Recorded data
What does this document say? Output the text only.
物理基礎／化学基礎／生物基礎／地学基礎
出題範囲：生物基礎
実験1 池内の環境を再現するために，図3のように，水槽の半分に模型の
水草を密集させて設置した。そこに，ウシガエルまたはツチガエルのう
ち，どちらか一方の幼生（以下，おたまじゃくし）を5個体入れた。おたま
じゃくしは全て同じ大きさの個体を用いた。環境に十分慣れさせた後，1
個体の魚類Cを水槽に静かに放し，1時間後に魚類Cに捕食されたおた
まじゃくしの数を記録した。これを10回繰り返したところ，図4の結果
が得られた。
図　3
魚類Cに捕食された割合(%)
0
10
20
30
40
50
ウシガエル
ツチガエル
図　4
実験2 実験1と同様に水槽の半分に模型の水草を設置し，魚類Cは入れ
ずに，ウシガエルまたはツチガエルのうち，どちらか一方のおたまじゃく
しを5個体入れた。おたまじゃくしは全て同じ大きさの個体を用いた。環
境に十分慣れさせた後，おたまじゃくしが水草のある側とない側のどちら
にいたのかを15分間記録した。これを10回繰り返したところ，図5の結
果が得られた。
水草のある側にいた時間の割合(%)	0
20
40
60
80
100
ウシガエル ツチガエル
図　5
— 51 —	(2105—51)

§ GOAL
Write every entry out again exactly.

§ SOLUTION FOR THIS TASK
What does this document say? Output the text only.
物理基礎／化学基礎／生物基礎／地学基礎
出題範囲：生物基礎
実験1 池内の環境を再現するために，図3のように，水槽の半分に模型の
水草を密集させて設置した。そこに，ウシガエルまたはツチガエルのう
ち，どちらか一方の幼生（以下，おたまじゃくし）を5個体入れた。おたま
じゃくしは全て同じ大きさの個体を用いた。環境に十分慣れさせた後，1
個体の魚類Cを水槽に静かに放し，1時間後に魚類Cに捕食されたおた
まじゃくしの数を記録した。これを10回繰り返したところ，図4の結果
が得られた。
図　3
魚類Cに捕食された割合(%)
0
10
20
30
40
50
ウシガエル
ツチガエル
図　4
実験2 実験1と同様に水槽の半分に模型の水草を設置し，魚類Cは入れ
ずに，ウシガエルまたはツチガエルのうち，どちらか一方のおたまじゃく
しを5個体入れた。おたまじゃくしは全て同じ大きさの個体を用いた。環
境に十分慣れさせた後，おたまじゃくしが水草のある側とない側のどちら
にいたのかを15分間記録した。これを10回繰り返したところ，図5の結
果が得られた。
水草のある側にいた時間の割合(%)	0
20
40
60
80
100
ウシガエル ツチガエル
図　5
— 51 —	(2105—51)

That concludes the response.